- TO DO -
The data below needs to be returned exactly, line for line.

- Rows from a figure dataset -
****

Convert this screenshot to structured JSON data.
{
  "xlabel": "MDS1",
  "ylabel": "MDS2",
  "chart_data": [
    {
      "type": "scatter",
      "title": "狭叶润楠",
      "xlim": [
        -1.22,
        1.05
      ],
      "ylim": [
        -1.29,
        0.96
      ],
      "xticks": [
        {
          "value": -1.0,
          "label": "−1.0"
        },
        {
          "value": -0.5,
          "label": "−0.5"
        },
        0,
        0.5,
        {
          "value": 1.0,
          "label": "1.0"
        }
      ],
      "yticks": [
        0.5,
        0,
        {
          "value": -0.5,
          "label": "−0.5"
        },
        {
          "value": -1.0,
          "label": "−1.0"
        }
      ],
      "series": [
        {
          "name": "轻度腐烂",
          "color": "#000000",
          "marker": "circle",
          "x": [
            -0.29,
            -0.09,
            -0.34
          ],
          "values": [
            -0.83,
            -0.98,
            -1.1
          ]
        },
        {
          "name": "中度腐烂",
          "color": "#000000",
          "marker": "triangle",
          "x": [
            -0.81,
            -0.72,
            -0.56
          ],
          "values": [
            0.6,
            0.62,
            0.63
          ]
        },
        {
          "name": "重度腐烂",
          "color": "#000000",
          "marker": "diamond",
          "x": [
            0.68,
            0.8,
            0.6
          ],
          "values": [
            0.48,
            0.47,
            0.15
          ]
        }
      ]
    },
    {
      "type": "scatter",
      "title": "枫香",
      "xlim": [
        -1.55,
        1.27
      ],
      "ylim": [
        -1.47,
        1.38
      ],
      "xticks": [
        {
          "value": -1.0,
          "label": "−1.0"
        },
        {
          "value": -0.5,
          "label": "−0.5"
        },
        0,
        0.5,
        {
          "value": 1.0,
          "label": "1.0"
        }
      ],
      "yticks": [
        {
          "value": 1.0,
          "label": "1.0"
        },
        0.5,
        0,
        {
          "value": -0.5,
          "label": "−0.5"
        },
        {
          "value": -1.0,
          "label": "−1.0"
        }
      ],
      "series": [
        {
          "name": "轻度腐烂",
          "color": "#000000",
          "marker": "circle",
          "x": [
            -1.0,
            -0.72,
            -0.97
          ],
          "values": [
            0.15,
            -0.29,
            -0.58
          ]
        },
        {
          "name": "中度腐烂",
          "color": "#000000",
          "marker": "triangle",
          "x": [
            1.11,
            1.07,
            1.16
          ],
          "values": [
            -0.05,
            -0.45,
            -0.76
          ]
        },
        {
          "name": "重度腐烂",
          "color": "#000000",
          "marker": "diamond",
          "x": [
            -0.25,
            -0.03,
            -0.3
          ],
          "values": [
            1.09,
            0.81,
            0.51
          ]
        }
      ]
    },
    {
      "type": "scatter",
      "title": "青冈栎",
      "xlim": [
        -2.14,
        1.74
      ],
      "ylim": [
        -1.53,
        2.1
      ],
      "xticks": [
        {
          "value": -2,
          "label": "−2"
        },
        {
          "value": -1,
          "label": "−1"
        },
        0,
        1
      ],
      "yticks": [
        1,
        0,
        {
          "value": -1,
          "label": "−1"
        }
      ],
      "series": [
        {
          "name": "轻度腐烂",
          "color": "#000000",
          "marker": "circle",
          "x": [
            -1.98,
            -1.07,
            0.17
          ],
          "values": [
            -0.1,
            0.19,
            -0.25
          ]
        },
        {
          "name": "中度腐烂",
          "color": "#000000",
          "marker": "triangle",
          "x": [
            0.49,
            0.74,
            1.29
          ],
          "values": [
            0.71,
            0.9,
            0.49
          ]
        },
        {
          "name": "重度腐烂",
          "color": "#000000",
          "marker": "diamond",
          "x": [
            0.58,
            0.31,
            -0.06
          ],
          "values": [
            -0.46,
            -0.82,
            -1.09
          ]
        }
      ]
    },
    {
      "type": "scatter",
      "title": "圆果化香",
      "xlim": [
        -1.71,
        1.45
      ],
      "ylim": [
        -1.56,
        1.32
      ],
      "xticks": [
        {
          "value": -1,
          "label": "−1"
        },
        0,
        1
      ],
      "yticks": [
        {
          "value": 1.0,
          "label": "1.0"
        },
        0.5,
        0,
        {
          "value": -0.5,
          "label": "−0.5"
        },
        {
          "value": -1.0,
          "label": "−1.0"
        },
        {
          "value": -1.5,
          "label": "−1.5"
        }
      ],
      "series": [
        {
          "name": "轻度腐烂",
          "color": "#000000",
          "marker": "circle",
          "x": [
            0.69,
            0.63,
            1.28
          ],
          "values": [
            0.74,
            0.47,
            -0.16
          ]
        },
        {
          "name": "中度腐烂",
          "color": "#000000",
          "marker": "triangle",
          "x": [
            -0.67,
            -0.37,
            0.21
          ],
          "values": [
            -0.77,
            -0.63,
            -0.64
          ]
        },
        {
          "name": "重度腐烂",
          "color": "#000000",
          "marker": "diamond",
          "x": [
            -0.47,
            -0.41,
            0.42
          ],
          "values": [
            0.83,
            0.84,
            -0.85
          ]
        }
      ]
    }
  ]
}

****

- FINAL RESULT -
Convert this screenshot to structured JSON data.
{
  "xlabel": "MDS1",
  "ylabel": "MDS2",
  "chart_data": [
    {
      "type": "scatter",
      "title": "狭叶润楠",
      "xlim": [
        -1.22,
        1.05
      ],
      "ylim": [
        -1.29,
        0.96
      ],
      "xticks": [
        {
          "value": -1.0,
          "label": "−1.0"
        },
        {
          "value": -0.5,
          "label": "−0.5"
        },
        0,
        0.5,
        {
          "value": 1.0,
          "label": "1.0"
        }
      ],
      "yticks": [
        0.5,
        0,
        {
          "value": -0.5,
          "label": "−0.5"
        },
        {
          "value": -1.0,
          "label": "−1.0"
        }
      ],
      "series": [
        {
          "name": "轻度腐烂",
          "color": "#000000",
          "marker": "circle",
          "x": [
            -0.29,
            -0.09,
            -0.34
          ],
          "values": [
            -0.83,
            -0.98,
            -1.1
          ]
        },
        {
          "name": "中度腐烂",
          "color": "#000000",
          "marker": "triangle",
          "x": [
            -0.81,
            -0.72,
            -0.56
          ],
          "values": [
            0.6,
            0.62,
            0.63
          ]
        },
        {
          "name": "重度腐烂",
          "color": "#000000",
          "marker": "diamond",
          "x": [
            0.68,
            0.8,
            0.6
          ],
          "values": [
            0.48,
            0.47,
            0.15
          ]
        }
      ]
    },
    {
      "type": "scatter",
      "title": "枫香",
      "xlim": [
        -1.55,
        1.27
      ],
      "ylim": [
        -1.47,
        1.38
      ],
      "xticks": [
        {
          "value": -1.0,
          "label": "−1.0"
        },
        {
          "value": -0.5,
          "label": "−0.5"
        },
        0,
        0.5,
        {
          "value": 1.0,
          "label": "1.0"
        }
      ],
      "yticks": [
        {
          "value": 1.0,
          "label": "1.0"
        },
        0.5,
        0,
        {
          "value": -0.5,
          "label": "−0.5"
        },
        {
          "value": -1.0,
          "label": "−1.0"
        }
      ],
      "series": [
        {
          "name": "轻度腐烂",
          "color": "#000000",
          "marker": "circle",
          "x": [
            -1.0,
            -0.72,
            -0.97
          ],
          "values": [
            0.15,
            -0.29,
            -0.58
          ]
        },
        {
          "name": "中度腐烂",
          "color": "#000000",
          "marker": "triangle",
          "x": [
            1.11,
            1.07,
            1.16
          ],
          "values": [
            -0.05,
            -0.45,
            -0.76
          ]
        },
        {
          "name": "重度腐烂",
          "color": "#000000",
          "marker": "diamond",
          "x": [
            -0.25,
            -0.03,
            -0.3
          ],
          "values": [
            1.09,
            0.81,
            0.51
          ]
        }
      ]
    },
    {
      "type": "scatter",
      "title": "青冈栎",
      "xlim": [
        -2.14,
        1.74
      ],
      "ylim": [
        -1.53,
        2.1
      ],
      "xticks": [
        {
          "value": -2,
          "label": "−2"
        },
        {
          "value": -1,
          "label": "−1"
        },
        0,
        1
      ],
      "yticks": [
        1,
        0,
        {
          "value": -1,
          "label": "−1"
        }
      ],
      "series": [
        {
          "name": "轻度腐烂",
          "color": "#000000",
          "marker": "circle",
          "x": [
            -1.98,
            -1.07,
            0.17
          ],
          "values": [
            -0.1,
            0.19,
            -0.25
          ]
        },
        {
          "name": "中度腐烂",
          "color": "#000000",
          "marker": "triangle",
          "x": [
            0.49,
            0.74,
            1.29
          ],
          "values": [
            0.71,
            0.9,
            0.49
          ]
        },
        {
          "name": "重度腐烂",
          "color": "#000000",
          "marker": "diamond",
          "x": [
            0.58,
            0.31,
            -0.06
          ],
          "values": [
            -0.46,
            -0.82,
            -1.09
          ]
        }
      ]
    },
    {
      "type": "scatter",
      "title": "圆果化香",
      "xlim": [
        -1.71,
        1.45
      ],
      "ylim": [
        -1.56,
        1.32
      ],
      "xticks": [
        {
          "value": -1,
          "label": "−1"
        },
        0,
        1
      ],
      "yticks": [
        {
          "value": 1.0,
          "label": "1.0"
        },
        0.5,
        0,
        {
          "value": -0.5,
          "label": "−0.5"
        },
        {
          "value": -1.0,
          "label": "−1.0"
        },
        {
          "value": -1.5,
          "label": "−1.5"
        }
      ],
      "series": [
        {
          "name": "轻度腐烂",
          "color": "#000000",
          "marker": "circle",
          "x": [
            0.69,
            0.63,
            1.28
          ],
          "values": [
            0.74,
            0.47,
            -0.16
          ]
        },
        {
          "name": "中度腐烂",
          "color": "#000000",
          "marker": "triangle",
          "x": [
            -0.67,
            -0.37,
            0.21
          ],
          "values": [
            -0.77,
            -0.63,
            -0.64
          ]
        },
        {
          "name": "重度腐烂",
          "color": "#000000",
          "marker": "diamond",
          "x": [
            -0.47,
            -0.41,
            0.42
          ],
          "values": [
            0.83,
            0.84,
            -0.85
          ]
        }
      ]
    }
  ]
}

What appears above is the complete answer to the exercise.